- Exercise brief -
Every line of the data that contains the string "desc" must be copied.

Stored data
● ● ●

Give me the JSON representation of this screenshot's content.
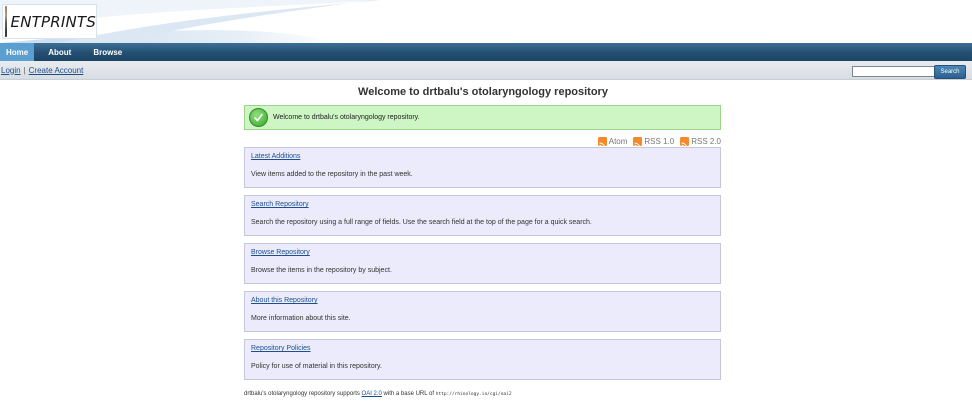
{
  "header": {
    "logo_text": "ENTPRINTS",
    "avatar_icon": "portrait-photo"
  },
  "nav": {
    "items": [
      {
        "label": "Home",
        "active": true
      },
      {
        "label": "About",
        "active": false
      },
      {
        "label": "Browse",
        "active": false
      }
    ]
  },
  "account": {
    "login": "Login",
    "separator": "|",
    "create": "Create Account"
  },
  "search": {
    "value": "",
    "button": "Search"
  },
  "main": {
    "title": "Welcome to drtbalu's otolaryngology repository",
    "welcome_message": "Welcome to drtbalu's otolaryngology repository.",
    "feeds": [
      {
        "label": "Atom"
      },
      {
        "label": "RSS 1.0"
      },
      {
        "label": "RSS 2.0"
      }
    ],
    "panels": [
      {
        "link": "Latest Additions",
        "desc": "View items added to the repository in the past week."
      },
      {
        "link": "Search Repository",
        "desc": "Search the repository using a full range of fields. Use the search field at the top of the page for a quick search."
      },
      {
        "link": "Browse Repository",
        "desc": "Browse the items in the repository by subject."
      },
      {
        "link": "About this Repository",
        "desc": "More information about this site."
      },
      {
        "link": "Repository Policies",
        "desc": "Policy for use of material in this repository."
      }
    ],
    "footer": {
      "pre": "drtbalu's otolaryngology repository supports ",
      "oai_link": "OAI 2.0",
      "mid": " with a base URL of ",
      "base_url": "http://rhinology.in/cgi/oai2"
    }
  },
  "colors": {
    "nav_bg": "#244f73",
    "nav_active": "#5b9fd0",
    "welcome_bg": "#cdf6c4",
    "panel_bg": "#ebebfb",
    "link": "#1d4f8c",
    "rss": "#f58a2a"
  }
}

● ● ●

- Solution to this exercise -
        "desc": "View items added to the repository in the past week."
        "desc": "Search the repository using a full range of fields. Use the search field at the top of the page for a quick search."
        "desc": "Browse the items in the repository by subject."
        "desc": "More information about this site."
        "desc": "Policy for use of material in this repository."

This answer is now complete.